Do this
An exact copy of all the data is required, with pictures left out.

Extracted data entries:
::::::

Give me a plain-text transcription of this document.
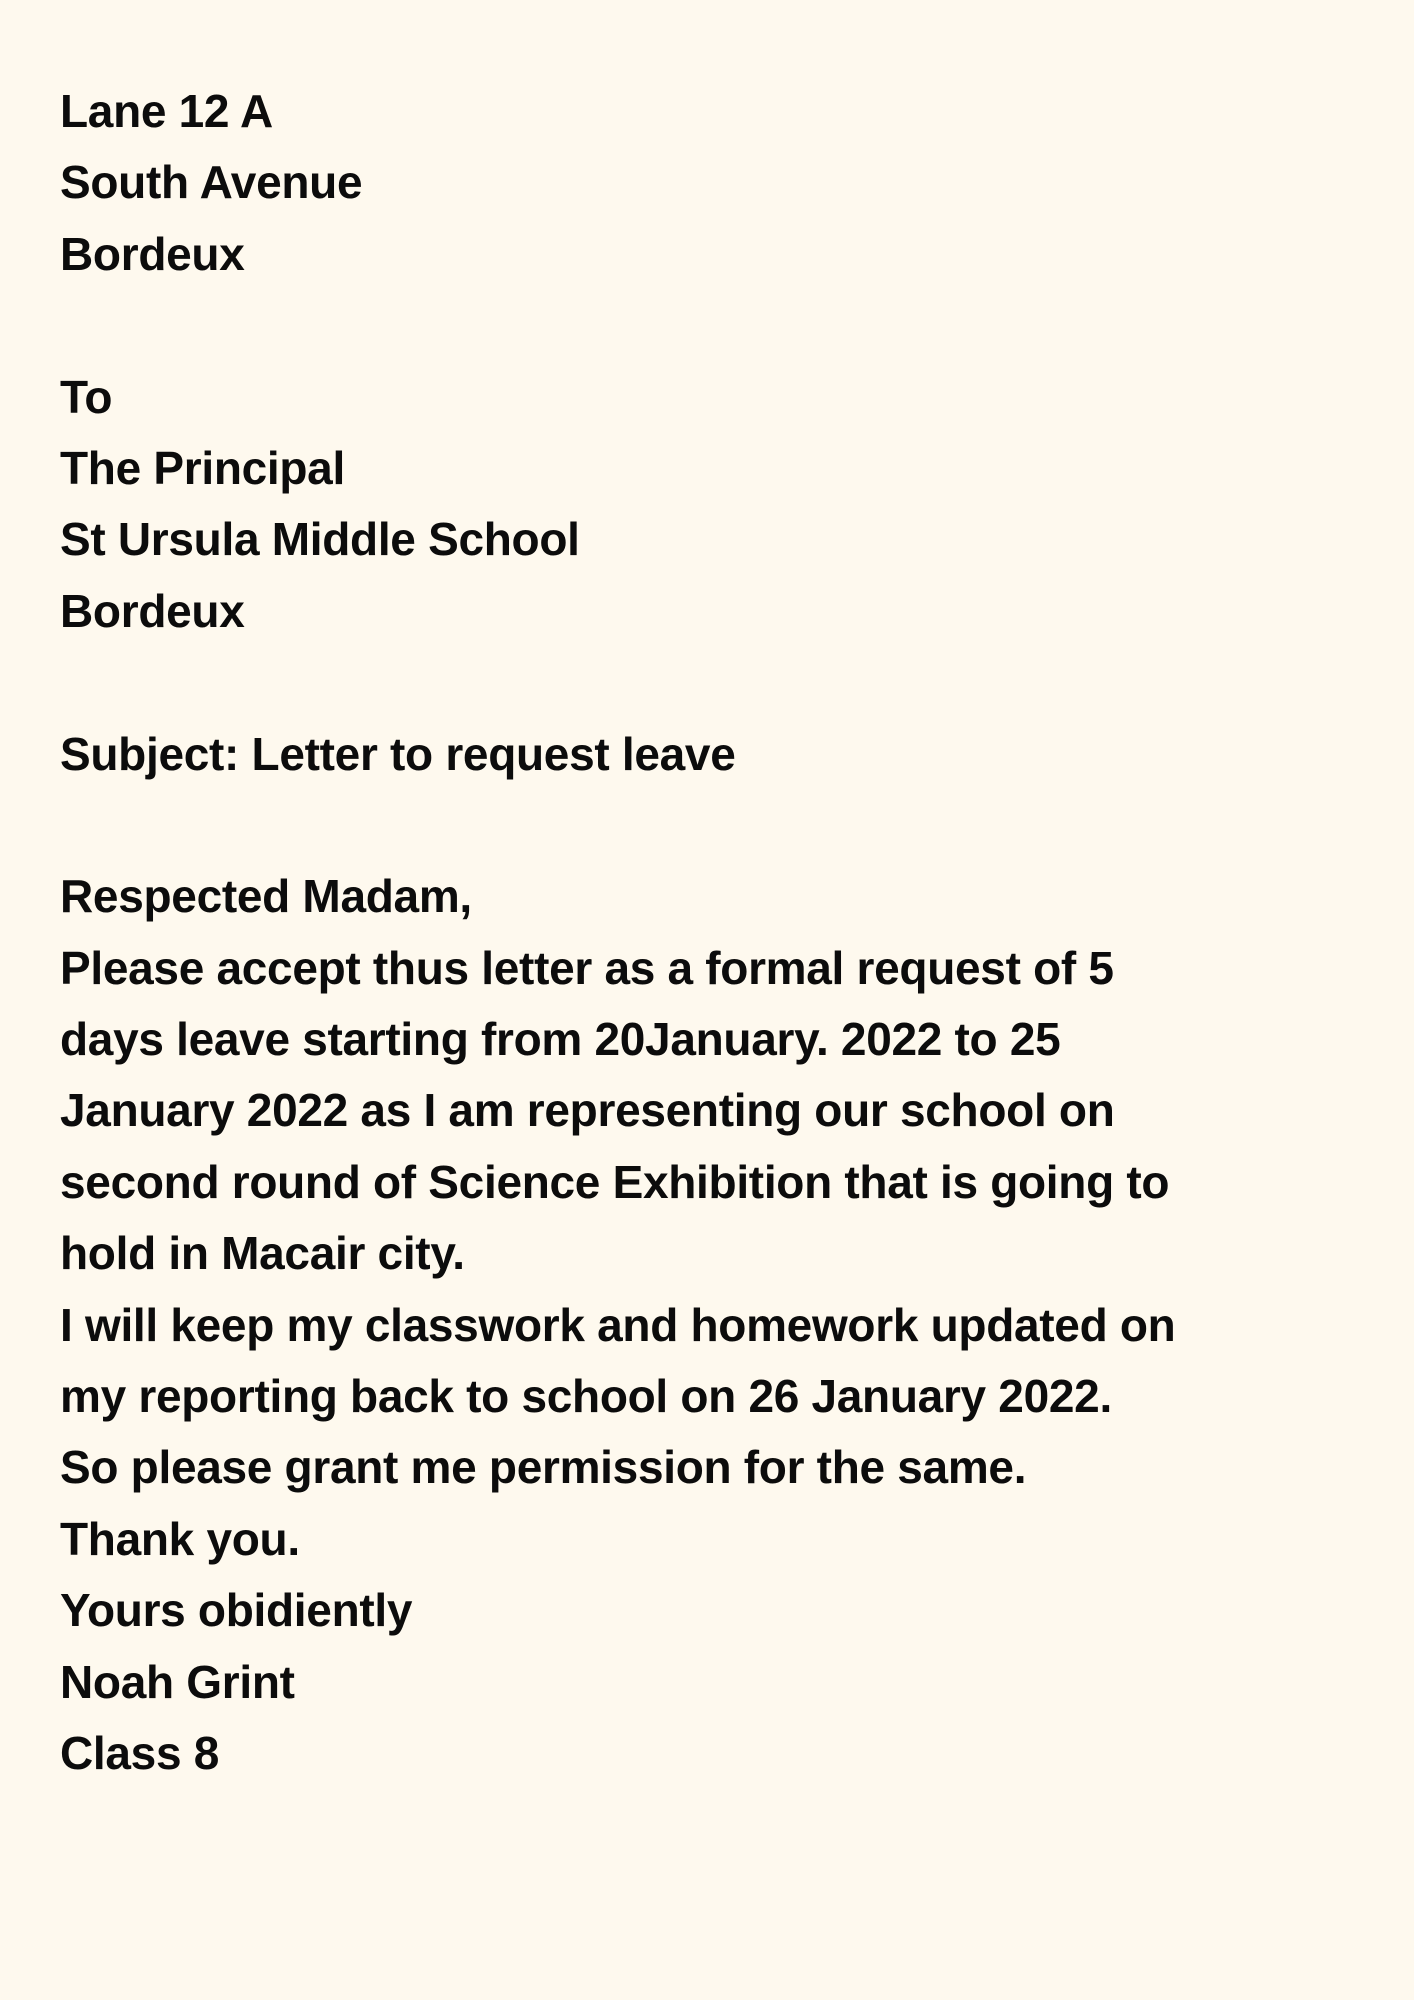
Lane 12 A
South Avenue
Bordeux
To
The Principal
St Ursula Middle School
Bordeux
Subject: Letter to request leave
Respected Madam,
Please accept thus letter as a formal request of 5
days leave starting from 20January. 2022 to 25
January 2022 as I am representing our school on
second round of Science Exhibition that is going to
hold in Macair city.
I will keep my classwork and homework updated on
my reporting back to school on 26 January 2022.
So please grant me permission for the same.
Thank you.
Yours obidiently
Noah Grint
Class 8
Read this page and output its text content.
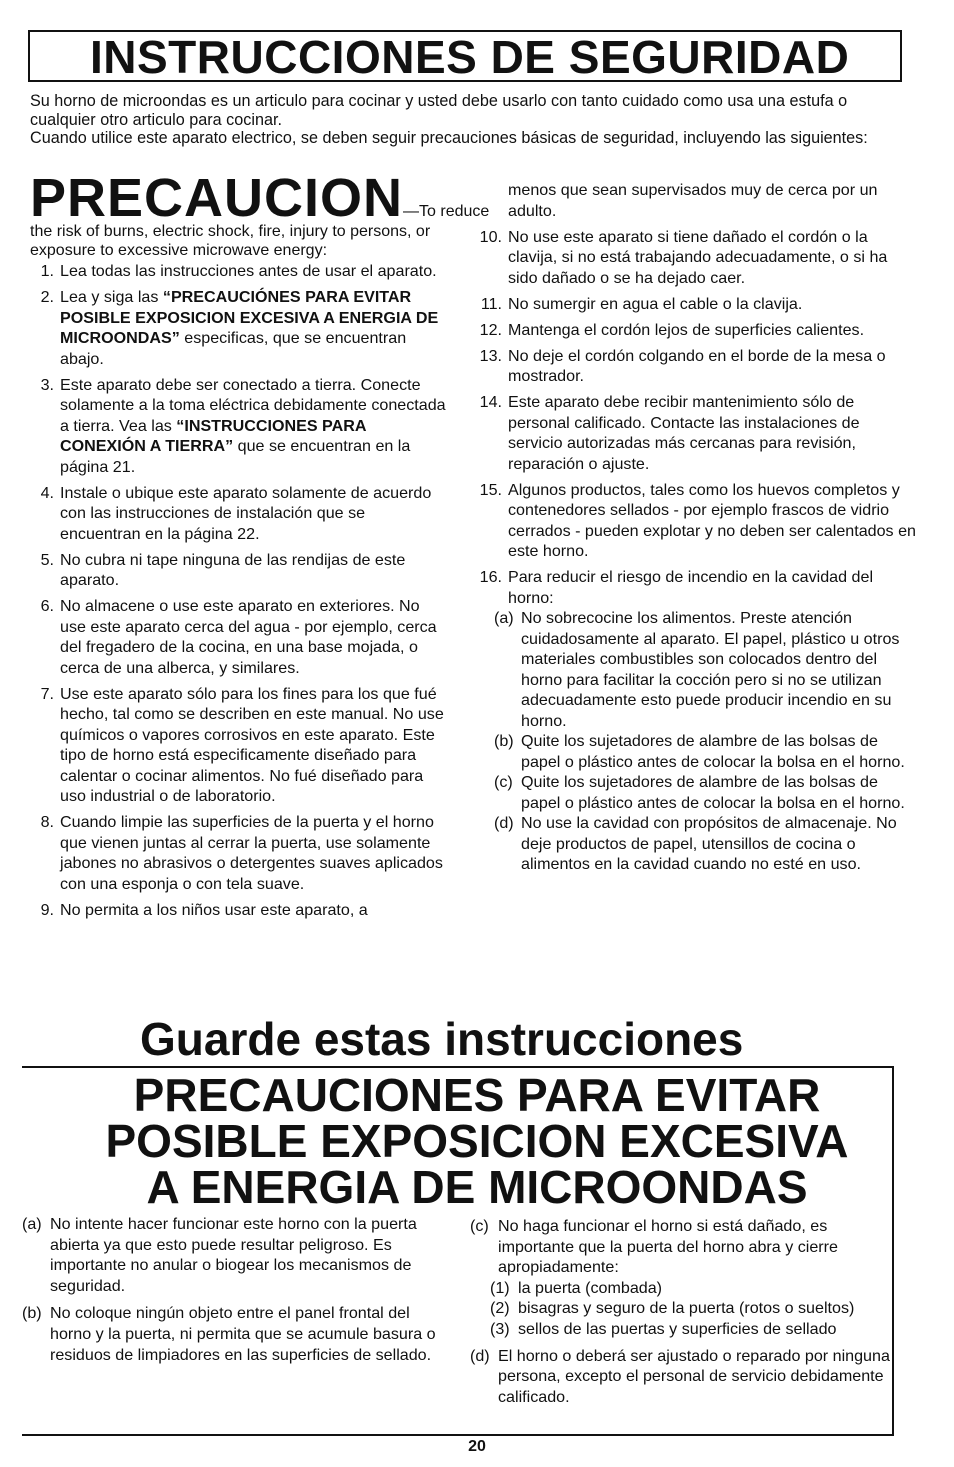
INSTRUCCIONES DE SEGURIDAD

Su horno de microondas es un articulo para cocinar y usted debe usarlo con tanto cuidado como usa una estufa o cualquier otro articulo para cocinar.

Cuando utilice este aparato electrico, se deben seguir precauciones básicas de seguridad, incluyendo las siguientes:

PRECAUCION—To reduce

the risk of burns, electric shock, fire, injury to persons, or exposure to excessive microwave energy:

1. Lea todas las instrucciones antes de usar el aparato.
2. Lea y siga las “PRECAUCIÓNES PARA EVITAR POSIBLE EXPOSICION EXCESIVA A ENERGIA DE MICROONDAS” especificas, que se encuentran abajo.
3. Este aparato debe ser conectado a tierra. Conecte solamente a la toma eléctrica debidamente conectada a tierra. Vea las “INSTRUCCIONES PARA CONEXIÓN A TIERRA” que se encuentran en la página 21.
4. Instale o ubique este aparato solamente de acuerdo con las instrucciones de instalación que se encuentran en la página 22.
5. No cubra ni tape ninguna de las rendijas de este aparato.
6. No almacene o use este aparato en exteriores. No use este aparato cerca del agua - por ejemplo, cerca del fregadero de la cocina, en una base mojada, o cerca de una alberca, y similares.
7. Use este aparato sólo para los fines para los que fué hecho, tal como se describen en este manual. No use químicos o vapores corrosivos en este aparato. Este tipo de horno está especificamente diseñado para calentar o cocinar alimentos. No fué diseñado para uso industrial o de laboratorio.
8. Cuando limpie las superficies de la puerta y el horno que vienen juntas al cerrar la puerta, use solamente jabones no abrasivos o detergentes suaves aplicados con una esponja o con tela suave.
9. No permita a los niños usar este aparato, a
menos que sean supervisados muy de cerca por un adulto.
10. No use este aparato si tiene dañado el cordón o la clavija, si no está trabajando adecuadamente, o si ha sido dañado o se ha dejado caer.
11. No sumergir en agua el cable o la clavija.
12. Mantenga el cordón lejos de superficies calientes.
13. No deje el cordón colgando en el borde de la mesa o mostrador.
14. Este aparato debe recibir mantenimiento sólo de personal calificado. Contacte las instalaciones de servicio autorizadas más cercanas para revisión, reparación o ajuste.
15. Algunos productos, tales como los huevos completos y contenedores sellados - por ejemplo frascos de vidrio cerrados - pueden explotar y no deben ser calentados en este horno.
16. Para reducir el riesgo de incendio en la cavidad del horno:
(a) No sobrecocine los alimentos. Preste atención cuidadosamente al aparato. El papel, plástico u otros materiales combustibles son colocados dentro del horno para facilitar la cocción pero si no se utilizan adecuadamente esto puede producir incendio en su horno.
(b) Quite los sujetadores de alambre de las bolsas de papel o plástico antes de colocar la bolsa en el horno.
(c) Quite los sujetadores de alambre de las bolsas de papel o plástico antes de colocar la bolsa en el horno.
(d) No use la cavidad con propósitos de almacenaje. No deje productos de papel, utensillos de cocina o alimentos en la cavidad cuando no esté en uso.
Guarde estas instrucciones
PRECAUCIONES PARA EVITAR
POSIBLE EXPOSICION EXCESIVA
A ENERGIA DE MICROONDAS
(a) No intente hacer funcionar este horno con la puerta abierta ya que esto puede resultar peligroso. Es importante no anular o biogear los mecanismos de seguridad.
(b) No coloque ningún objeto entre el panel frontal del horno y la puerta, ni permita que se acumule basura o residuos de limpiadores en las superficies de sellado.
(c) No haga funcionar el horno si está dañado, es importante que la puerta del horno abra y cierre apropiadamente:
(1) la puerta (combada)
(2) bisagras y seguro de la puerta (rotos o sueltos)
(3) sellos de las puertas y superficies de sellado
(d) El horno o deberá ser ajustado o reparado por ninguna persona, excepto el personal de servicio debidamente calificado.
20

::::::

Finished exercise
Give me a plain-text transcription of this document.
Lane 12 A
South Avenue
Bordeux
To
The Principal
St Ursula Middle School
Bordeux
Subject: Letter to request leave
Respected Madam,
Please accept thus letter as a formal request of 5
days leave starting from 20January. 2022 to 25
January 2022 as I am representing our school on
second round of Science Exhibition that is going to
hold in Macair city.
I will keep my classwork and homework updated on
my reporting back to school on 26 January 2022.
So please grant me permission for the same.
Thank you.
Yours obidiently
Noah Grint
Class 8
Read this page and output its text content.
INSTRUCCIONES DE SEGURIDAD

Su horno de microondas es un articulo para cocinar y usted debe usarlo con tanto cuidado como usa una estufa o cualquier otro articulo para cocinar.

Cuando utilice este aparato electrico, se deben seguir precauciones básicas de seguridad, incluyendo las siguientes:

PRECAUCION—To reduce

the risk of burns, electric shock, fire, injury to persons, or exposure to excessive microwave energy:

1. Lea todas las instrucciones antes de usar el aparato.
2. Lea y siga las “PRECAUCIÓNES PARA EVITAR POSIBLE EXPOSICION EXCESIVA A ENERGIA DE MICROONDAS” especificas, que se encuentran abajo.
3. Este aparato debe ser conectado a tierra. Conecte solamente a la toma eléctrica debidamente conectada a tierra. Vea las “INSTRUCCIONES PARA CONEXIÓN A TIERRA” que se encuentran en la página 21.
4. Instale o ubique este aparato solamente de acuerdo con las instrucciones de instalación que se encuentran en la página 22.
5. No cubra ni tape ninguna de las rendijas de este aparato.
6. No almacene o use este aparato en exteriores. No use este aparato cerca del agua - por ejemplo, cerca del fregadero de la cocina, en una base mojada, o cerca de una alberca, y similares.
7. Use este aparato sólo para los fines para los que fué hecho, tal como se describen en este manual. No use químicos o vapores corrosivos en este aparato. Este tipo de horno está especificamente diseñado para calentar o cocinar alimentos. No fué diseñado para uso industrial o de laboratorio.
8. Cuando limpie las superficies de la puerta y el horno que vienen juntas al cerrar la puerta, use solamente jabones no abrasivos o detergentes suaves aplicados con una esponja o con tela suave.
9. No permita a los niños usar este aparato, a
menos que sean supervisados muy de cerca por un adulto.
10. No use este aparato si tiene dañado el cordón o la clavija, si no está trabajando adecuadamente, o si ha sido dañado o se ha dejado caer.
11. No sumergir en agua el cable o la clavija.
12. Mantenga el cordón lejos de superficies calientes.
13. No deje el cordón colgando en el borde de la mesa o mostrador.
14. Este aparato debe recibir mantenimiento sólo de personal calificado. Contacte las instalaciones de servicio autorizadas más cercanas para revisión, reparación o ajuste.
15. Algunos productos, tales como los huevos completos y contenedores sellados - por ejemplo frascos de vidrio cerrados - pueden explotar y no deben ser calentados en este horno.
16. Para reducir el riesgo de incendio en la cavidad del horno:
(a) No sobrecocine los alimentos. Preste atención cuidadosamente al aparato. El papel, plástico u otros materiales combustibles son colocados dentro del horno para facilitar la cocción pero si no se utilizan adecuadamente esto puede producir incendio en su horno.
(b) Quite los sujetadores de alambre de las bolsas de papel o plástico antes de colocar la bolsa en el horno.
(c) Quite los sujetadores de alambre de las bolsas de papel o plástico antes de colocar la bolsa en el horno.
(d) No use la cavidad con propósitos de almacenaje. No deje productos de papel, utensillos de cocina o alimentos en la cavidad cuando no esté en uso.
Guarde estas instrucciones
PRECAUCIONES PARA EVITAR
POSIBLE EXPOSICION EXCESIVA
A ENERGIA DE MICROONDAS
(a) No intente hacer funcionar este horno con la puerta abierta ya que esto puede resultar peligroso. Es importante no anular o biogear los mecanismos de seguridad.
(b) No coloque ningún objeto entre el panel frontal del horno y la puerta, ni permita que se acumule basura o residuos de limpiadores en las superficies de sellado.
(c) No haga funcionar el horno si está dañado, es importante que la puerta del horno abra y cierre apropiadamente:
(1) la puerta (combada)
(2) bisagras y seguro de la puerta (rotos o sueltos)
(3) sellos de las puertas y superficies de sellado
(d) El horno o deberá ser ajustado o reparado por ninguna persona, excepto el personal de servicio debidamente calificado.
20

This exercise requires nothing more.